What is expected: Your task is to locate every line holding the string "bottom" and to copy each of them.

[Rows from a figure dataset]
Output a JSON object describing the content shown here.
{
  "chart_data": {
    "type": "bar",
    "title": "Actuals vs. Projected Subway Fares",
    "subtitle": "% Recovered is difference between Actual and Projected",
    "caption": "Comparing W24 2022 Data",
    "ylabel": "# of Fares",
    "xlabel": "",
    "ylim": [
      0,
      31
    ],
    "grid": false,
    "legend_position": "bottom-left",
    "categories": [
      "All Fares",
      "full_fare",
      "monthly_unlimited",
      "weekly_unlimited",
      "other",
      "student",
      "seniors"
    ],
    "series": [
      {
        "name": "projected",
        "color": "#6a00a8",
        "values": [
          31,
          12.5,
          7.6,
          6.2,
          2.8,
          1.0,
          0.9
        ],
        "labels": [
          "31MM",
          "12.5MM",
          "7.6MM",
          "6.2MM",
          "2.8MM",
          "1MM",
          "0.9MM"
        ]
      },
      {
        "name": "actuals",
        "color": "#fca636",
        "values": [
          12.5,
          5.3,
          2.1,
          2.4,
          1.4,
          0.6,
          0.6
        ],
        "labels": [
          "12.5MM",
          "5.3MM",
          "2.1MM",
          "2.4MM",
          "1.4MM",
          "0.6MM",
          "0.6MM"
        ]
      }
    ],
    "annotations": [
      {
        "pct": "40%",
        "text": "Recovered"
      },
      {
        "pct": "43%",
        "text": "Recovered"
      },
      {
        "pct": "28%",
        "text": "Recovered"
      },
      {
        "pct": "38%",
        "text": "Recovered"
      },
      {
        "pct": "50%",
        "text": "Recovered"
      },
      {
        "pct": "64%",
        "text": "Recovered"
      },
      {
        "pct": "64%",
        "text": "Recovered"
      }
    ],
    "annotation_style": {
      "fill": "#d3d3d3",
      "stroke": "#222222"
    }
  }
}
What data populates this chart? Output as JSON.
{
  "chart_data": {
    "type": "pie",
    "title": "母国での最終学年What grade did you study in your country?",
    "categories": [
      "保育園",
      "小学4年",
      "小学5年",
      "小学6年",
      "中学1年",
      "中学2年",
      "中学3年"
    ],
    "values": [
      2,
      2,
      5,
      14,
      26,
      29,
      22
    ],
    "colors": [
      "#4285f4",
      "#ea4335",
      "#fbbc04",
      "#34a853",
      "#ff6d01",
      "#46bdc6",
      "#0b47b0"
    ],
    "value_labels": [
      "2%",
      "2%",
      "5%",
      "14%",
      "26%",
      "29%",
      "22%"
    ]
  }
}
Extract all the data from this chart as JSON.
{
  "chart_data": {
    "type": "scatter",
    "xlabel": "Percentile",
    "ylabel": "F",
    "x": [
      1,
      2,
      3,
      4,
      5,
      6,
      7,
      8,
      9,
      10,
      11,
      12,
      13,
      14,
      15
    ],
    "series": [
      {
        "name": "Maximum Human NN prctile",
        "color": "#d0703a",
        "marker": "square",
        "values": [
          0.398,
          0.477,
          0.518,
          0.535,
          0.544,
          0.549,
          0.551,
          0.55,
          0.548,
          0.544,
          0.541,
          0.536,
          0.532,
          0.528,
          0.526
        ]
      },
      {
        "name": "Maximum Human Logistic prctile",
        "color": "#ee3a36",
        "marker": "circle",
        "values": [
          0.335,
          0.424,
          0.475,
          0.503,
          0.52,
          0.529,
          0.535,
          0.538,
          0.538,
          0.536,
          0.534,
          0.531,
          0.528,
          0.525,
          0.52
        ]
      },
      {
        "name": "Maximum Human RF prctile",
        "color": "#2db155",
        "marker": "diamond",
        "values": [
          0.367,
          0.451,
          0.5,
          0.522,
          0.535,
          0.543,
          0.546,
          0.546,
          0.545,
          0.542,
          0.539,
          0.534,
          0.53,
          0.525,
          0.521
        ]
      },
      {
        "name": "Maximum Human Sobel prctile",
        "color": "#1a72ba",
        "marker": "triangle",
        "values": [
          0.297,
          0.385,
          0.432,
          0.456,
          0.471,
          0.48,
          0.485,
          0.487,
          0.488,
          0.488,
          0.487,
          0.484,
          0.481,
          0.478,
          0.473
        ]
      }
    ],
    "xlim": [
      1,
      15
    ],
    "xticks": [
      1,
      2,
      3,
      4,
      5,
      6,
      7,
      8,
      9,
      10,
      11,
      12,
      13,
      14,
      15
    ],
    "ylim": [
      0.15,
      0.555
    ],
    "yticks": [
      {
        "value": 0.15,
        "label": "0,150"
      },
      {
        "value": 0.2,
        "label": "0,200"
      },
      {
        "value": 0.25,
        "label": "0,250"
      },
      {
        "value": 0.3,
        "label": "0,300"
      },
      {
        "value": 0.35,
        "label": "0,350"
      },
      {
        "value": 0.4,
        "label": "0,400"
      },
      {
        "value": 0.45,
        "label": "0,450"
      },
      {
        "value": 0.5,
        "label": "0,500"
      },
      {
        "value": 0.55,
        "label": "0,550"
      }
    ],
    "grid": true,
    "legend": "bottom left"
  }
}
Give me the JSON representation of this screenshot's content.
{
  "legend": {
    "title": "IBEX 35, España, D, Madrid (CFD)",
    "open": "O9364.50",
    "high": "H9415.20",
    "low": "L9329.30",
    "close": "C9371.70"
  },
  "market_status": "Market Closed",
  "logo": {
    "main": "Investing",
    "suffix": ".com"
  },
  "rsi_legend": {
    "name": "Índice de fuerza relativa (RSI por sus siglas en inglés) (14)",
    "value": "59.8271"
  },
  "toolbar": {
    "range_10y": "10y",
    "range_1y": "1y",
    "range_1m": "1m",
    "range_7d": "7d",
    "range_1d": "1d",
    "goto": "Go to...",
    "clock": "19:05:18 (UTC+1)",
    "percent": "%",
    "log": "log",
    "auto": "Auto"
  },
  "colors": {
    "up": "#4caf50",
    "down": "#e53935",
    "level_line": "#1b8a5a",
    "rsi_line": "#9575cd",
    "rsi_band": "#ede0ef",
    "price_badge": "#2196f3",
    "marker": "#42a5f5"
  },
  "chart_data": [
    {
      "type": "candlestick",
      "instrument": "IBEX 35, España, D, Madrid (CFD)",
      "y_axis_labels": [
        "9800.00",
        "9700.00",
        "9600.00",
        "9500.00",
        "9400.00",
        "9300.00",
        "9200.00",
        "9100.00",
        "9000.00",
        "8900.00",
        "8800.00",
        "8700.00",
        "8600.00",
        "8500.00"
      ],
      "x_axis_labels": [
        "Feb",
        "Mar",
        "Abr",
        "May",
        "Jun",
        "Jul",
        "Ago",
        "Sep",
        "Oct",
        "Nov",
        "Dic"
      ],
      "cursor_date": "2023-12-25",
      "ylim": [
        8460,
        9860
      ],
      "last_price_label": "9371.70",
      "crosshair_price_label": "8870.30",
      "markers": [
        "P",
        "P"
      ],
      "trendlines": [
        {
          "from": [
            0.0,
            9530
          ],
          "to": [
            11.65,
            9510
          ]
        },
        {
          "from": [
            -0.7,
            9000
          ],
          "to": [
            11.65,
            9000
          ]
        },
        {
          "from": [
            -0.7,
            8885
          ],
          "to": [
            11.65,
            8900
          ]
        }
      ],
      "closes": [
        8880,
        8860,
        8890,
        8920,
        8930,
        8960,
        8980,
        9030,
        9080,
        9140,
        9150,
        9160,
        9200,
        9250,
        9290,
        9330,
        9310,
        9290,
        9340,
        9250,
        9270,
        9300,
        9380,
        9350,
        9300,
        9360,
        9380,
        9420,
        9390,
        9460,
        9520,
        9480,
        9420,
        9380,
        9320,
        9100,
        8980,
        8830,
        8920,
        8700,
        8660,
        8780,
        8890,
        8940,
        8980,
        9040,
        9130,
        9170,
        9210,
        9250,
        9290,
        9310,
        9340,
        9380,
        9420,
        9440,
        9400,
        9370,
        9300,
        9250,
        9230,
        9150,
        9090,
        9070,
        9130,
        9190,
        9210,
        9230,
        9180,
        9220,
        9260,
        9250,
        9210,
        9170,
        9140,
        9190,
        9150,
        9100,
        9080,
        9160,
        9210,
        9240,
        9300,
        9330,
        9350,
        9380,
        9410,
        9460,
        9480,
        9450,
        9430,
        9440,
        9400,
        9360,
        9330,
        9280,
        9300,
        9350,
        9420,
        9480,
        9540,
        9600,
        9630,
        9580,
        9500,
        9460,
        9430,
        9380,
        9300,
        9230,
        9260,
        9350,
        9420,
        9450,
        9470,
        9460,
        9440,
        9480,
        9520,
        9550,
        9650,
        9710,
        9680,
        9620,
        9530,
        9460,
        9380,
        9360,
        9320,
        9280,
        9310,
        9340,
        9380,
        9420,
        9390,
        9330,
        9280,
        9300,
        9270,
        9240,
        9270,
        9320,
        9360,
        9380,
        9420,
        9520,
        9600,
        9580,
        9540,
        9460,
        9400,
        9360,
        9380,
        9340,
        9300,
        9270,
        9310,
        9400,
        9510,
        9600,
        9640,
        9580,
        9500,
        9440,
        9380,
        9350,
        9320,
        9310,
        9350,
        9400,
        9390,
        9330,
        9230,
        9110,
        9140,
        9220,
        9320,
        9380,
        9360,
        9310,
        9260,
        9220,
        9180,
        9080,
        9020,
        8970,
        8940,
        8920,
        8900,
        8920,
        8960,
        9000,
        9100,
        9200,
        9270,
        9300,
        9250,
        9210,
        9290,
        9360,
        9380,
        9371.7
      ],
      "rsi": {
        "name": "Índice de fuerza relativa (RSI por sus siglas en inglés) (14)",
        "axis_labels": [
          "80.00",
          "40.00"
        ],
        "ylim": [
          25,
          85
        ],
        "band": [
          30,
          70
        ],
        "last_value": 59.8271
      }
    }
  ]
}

Result for this task:
    "legend_position": "bottom-left",
    "legend": "bottom left"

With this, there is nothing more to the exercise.